(Excerpted data)
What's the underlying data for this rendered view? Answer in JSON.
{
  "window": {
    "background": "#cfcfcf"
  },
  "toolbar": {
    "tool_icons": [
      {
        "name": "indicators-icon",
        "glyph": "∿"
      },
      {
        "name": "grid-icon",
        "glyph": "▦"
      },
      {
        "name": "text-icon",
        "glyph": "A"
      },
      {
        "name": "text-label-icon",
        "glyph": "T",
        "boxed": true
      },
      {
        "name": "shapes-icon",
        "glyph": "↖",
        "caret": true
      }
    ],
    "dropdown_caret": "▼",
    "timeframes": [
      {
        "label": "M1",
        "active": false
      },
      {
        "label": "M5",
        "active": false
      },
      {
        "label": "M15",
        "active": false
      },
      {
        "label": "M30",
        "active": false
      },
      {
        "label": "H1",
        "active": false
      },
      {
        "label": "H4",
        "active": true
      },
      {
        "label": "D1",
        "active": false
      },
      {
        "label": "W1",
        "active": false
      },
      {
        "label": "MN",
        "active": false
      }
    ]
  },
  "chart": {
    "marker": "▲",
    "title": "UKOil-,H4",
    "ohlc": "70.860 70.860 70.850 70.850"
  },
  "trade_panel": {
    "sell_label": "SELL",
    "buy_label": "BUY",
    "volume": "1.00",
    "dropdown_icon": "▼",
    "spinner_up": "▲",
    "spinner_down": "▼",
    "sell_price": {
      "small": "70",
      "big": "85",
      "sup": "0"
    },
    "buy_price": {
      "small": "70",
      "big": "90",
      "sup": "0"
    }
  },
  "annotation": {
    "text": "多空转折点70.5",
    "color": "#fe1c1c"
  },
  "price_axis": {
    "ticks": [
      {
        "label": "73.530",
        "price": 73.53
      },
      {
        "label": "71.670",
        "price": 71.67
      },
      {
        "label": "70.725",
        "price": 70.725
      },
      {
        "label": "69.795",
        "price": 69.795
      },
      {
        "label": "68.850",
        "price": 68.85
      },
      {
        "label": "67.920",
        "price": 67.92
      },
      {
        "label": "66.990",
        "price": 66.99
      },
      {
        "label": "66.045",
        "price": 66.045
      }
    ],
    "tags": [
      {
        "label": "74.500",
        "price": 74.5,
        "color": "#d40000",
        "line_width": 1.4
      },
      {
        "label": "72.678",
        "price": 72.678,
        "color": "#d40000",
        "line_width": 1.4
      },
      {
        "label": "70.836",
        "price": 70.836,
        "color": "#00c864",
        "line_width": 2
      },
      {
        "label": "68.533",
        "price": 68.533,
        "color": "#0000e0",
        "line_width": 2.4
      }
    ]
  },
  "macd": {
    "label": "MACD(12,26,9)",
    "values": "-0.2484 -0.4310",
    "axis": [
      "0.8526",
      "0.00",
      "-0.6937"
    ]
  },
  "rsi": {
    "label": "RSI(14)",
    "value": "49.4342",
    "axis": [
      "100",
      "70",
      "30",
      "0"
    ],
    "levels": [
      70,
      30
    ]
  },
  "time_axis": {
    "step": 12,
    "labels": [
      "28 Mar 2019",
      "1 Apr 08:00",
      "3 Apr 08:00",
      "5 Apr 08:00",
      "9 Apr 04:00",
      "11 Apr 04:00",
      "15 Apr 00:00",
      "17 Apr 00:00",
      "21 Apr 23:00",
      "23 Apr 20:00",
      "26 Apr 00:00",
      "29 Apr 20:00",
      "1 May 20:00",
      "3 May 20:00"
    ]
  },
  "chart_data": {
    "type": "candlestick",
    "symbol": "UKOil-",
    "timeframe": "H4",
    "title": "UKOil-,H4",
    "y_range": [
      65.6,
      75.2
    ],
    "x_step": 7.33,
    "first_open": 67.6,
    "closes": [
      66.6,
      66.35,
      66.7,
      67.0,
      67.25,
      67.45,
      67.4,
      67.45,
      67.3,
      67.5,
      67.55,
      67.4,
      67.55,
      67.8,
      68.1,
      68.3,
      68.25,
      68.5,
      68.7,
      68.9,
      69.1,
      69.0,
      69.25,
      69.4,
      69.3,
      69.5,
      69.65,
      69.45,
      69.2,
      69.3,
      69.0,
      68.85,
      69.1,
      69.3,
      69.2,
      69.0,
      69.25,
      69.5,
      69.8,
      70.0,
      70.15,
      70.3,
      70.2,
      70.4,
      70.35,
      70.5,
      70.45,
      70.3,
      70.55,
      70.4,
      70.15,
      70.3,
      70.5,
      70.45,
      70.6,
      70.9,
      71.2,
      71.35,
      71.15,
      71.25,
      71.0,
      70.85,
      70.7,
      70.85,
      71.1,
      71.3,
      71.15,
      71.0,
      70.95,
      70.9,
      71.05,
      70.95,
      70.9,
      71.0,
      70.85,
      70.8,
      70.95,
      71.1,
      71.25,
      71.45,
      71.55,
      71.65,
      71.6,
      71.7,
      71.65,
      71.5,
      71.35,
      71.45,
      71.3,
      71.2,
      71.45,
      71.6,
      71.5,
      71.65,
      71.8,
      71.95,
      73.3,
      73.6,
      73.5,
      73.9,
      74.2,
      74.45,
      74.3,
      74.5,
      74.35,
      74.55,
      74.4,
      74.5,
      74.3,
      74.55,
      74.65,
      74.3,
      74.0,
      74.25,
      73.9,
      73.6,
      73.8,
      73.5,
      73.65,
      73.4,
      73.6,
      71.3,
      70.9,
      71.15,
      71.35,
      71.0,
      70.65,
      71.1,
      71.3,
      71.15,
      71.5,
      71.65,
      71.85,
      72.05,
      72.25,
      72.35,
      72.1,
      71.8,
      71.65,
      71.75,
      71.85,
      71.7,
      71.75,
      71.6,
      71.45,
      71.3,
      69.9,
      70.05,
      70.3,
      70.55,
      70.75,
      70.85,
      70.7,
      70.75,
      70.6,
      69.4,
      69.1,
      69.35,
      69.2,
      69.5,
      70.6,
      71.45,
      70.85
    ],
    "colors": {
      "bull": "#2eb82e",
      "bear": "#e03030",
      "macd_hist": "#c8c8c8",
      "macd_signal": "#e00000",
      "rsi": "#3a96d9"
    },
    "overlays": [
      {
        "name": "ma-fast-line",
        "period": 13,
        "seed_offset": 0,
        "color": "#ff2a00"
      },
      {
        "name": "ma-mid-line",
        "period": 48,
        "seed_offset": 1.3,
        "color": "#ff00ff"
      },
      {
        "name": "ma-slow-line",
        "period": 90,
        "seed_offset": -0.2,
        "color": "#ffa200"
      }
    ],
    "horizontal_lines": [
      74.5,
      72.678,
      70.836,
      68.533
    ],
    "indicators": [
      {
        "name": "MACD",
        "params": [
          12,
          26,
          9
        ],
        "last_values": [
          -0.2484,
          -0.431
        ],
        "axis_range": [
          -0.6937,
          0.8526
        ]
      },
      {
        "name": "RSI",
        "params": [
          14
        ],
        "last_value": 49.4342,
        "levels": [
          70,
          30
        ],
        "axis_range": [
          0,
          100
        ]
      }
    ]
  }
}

(Task objective)
Generate an exact reproduction of all entries.

(Complete answer)
What's the underlying data for this rendered view? Answer in JSON.
{
  "window": {
    "background": "#cfcfcf"
  },
  "toolbar": {
    "tool_icons": [
      {
        "name": "indicators-icon",
        "glyph": "∿"
      },
      {
        "name": "grid-icon",
        "glyph": "▦"
      },
      {
        "name": "text-icon",
        "glyph": "A"
      },
      {
        "name": "text-label-icon",
        "glyph": "T",
        "boxed": true
      },
      {
        "name": "shapes-icon",
        "glyph": "↖",
        "caret": true
      }
    ],
    "dropdown_caret": "▼",
    "timeframes": [
      {
        "label": "M1",
        "active": false
      },
      {
        "label": "M5",
        "active": false
      },
      {
        "label": "M15",
        "active": false
      },
      {
        "label": "M30",
        "active": false
      },
      {
        "label": "H1",
        "active": false
      },
      {
        "label": "H4",
        "active": true
      },
      {
        "label": "D1",
        "active": false
      },
      {
        "label": "W1",
        "active": false
      },
      {
        "label": "MN",
        "active": false
      }
    ]
  },
  "chart": {
    "marker": "▲",
    "title": "UKOil-,H4",
    "ohlc": "70.860 70.860 70.850 70.850"
  },
  "trade_panel": {
    "sell_label": "SELL",
    "buy_label": "BUY",
    "volume": "1.00",
    "dropdown_icon": "▼",
    "spinner_up": "▲",
    "spinner_down": "▼",
    "sell_price": {
      "small": "70",
      "big": "85",
      "sup": "0"
    },
    "buy_price": {
      "small": "70",
      "big": "90",
      "sup": "0"
    }
  },
  "annotation": {
    "text": "多空转折点70.5",
    "color": "#fe1c1c"
  },
  "price_axis": {
    "ticks": [
      {
        "label": "73.530",
        "price": 73.53
      },
      {
        "label": "71.670",
        "price": 71.67
      },
      {
        "label": "70.725",
        "price": 70.725
      },
      {
        "label": "69.795",
        "price": 69.795
      },
      {
        "label": "68.850",
        "price": 68.85
      },
      {
        "label": "67.920",
        "price": 67.92
      },
      {
        "label": "66.990",
        "price": 66.99
      },
      {
        "label": "66.045",
        "price": 66.045
      }
    ],
    "tags": [
      {
        "label": "74.500",
        "price": 74.5,
        "color": "#d40000",
        "line_width": 1.4
      },
      {
        "label": "72.678",
        "price": 72.678,
        "color": "#d40000",
        "line_width": 1.4
      },
      {
        "label": "70.836",
        "price": 70.836,
        "color": "#00c864",
        "line_width": 2
      },
      {
        "label": "68.533",
        "price": 68.533,
        "color": "#0000e0",
        "line_width": 2.4
      }
    ]
  },
  "macd": {
    "label": "MACD(12,26,9)",
    "values": "-0.2484 -0.4310",
    "axis": [
      "0.8526",
      "0.00",
      "-0.6937"
    ]
  },
  "rsi": {
    "label": "RSI(14)",
    "value": "49.4342",
    "axis": [
      "100",
      "70",
      "30",
      "0"
    ],
    "levels": [
      70,
      30
    ]
  },
  "time_axis": {
    "step": 12,
    "labels": [
      "28 Mar 2019",
      "1 Apr 08:00",
      "3 Apr 08:00",
      "5 Apr 08:00",
      "9 Apr 04:00",
      "11 Apr 04:00",
      "15 Apr 00:00",
      "17 Apr 00:00",
      "21 Apr 23:00",
      "23 Apr 20:00",
      "26 Apr 00:00",
      "29 Apr 20:00",
      "1 May 20:00",
      "3 May 20:00"
    ]
  },
  "chart_data": {
    "type": "candlestick",
    "symbol": "UKOil-",
    "timeframe": "H4",
    "title": "UKOil-,H4",
    "y_range": [
      65.6,
      75.2
    ],
    "x_step": 7.33,
    "first_open": 67.6,
    "closes": [
      66.6,
      66.35,
      66.7,
      67.0,
      67.25,
      67.45,
      67.4,
      67.45,
      67.3,
      67.5,
      67.55,
      67.4,
      67.55,
      67.8,
      68.1,
      68.3,
      68.25,
      68.5,
      68.7,
      68.9,
      69.1,
      69.0,
      69.25,
      69.4,
      69.3,
      69.5,
      69.65,
      69.45,
      69.2,
      69.3,
      69.0,
      68.85,
      69.1,
      69.3,
      69.2,
      69.0,
      69.25,
      69.5,
      69.8,
      70.0,
      70.15,
      70.3,
      70.2,
      70.4,
      70.35,
      70.5,
      70.45,
      70.3,
      70.55,
      70.4,
      70.15,
      70.3,
      70.5,
      70.45,
      70.6,
      70.9,
      71.2,
      71.35,
      71.15,
      71.25,
      71.0,
      70.85,
      70.7,
      70.85,
      71.1,
      71.3,
      71.15,
      71.0,
      70.95,
      70.9,
      71.05,
      70.95,
      70.9,
      71.0,
      70.85,
      70.8,
      70.95,
      71.1,
      71.25,
      71.45,
      71.55,
      71.65,
      71.6,
      71.7,
      71.65,
      71.5,
      71.35,
      71.45,
      71.3,
      71.2,
      71.45,
      71.6,
      71.5,
      71.65,
      71.8,
      71.95,
      73.3,
      73.6,
      73.5,
      73.9,
      74.2,
      74.45,
      74.3,
      74.5,
      74.35,
      74.55,
      74.4,
      74.5,
      74.3,
      74.55,
      74.65,
      74.3,
      74.0,
      74.25,
      73.9,
      73.6,
      73.8,
      73.5,
      73.65,
      73.4,
      73.6,
      71.3,
      70.9,
      71.15,
      71.35,
      71.0,
      70.65,
      71.1,
      71.3,
      71.15,
      71.5,
      71.65,
      71.85,
      72.05,
      72.25,
      72.35,
      72.1,
      71.8,
      71.65,
      71.75,
      71.85,
      71.7,
      71.75,
      71.6,
      71.45,
      71.3,
      69.9,
      70.05,
      70.3,
      70.55,
      70.75,
      70.85,
      70.7,
      70.75,
      70.6,
      69.4,
      69.1,
      69.35,
      69.2,
      69.5,
      70.6,
      71.45,
      70.85
    ],
    "colors": {
      "bull": "#2eb82e",
      "bear": "#e03030",
      "macd_hist": "#c8c8c8",
      "macd_signal": "#e00000",
      "rsi": "#3a96d9"
    },
    "overlays": [
      {
        "name": "ma-fast-line",
        "period": 13,
        "seed_offset": 0,
        "color": "#ff2a00"
      },
      {
        "name": "ma-mid-line",
        "period": 48,
        "seed_offset": 1.3,
        "color": "#ff00ff"
      },
      {
        "name": "ma-slow-line",
        "period": 90,
        "seed_offset": -0.2,
        "color": "#ffa200"
      }
    ],
    "horizontal_lines": [
      74.5,
      72.678,
      70.836,
      68.533
    ],
    "indicators": [
      {
        "name": "MACD",
        "params": [
          12,
          26,
          9
        ],
        "last_values": [
          -0.2484,
          -0.431
        ],
        "axis_range": [
          -0.6937,
          0.8526
        ]
      },
      {
        "name": "RSI",
        "params": [
          14
        ],
        "last_value": 49.4342,
        "levels": [
          70,
          30
        ],
        "axis_range": [
          0,
          100
        ]
      }
    ]
  }
}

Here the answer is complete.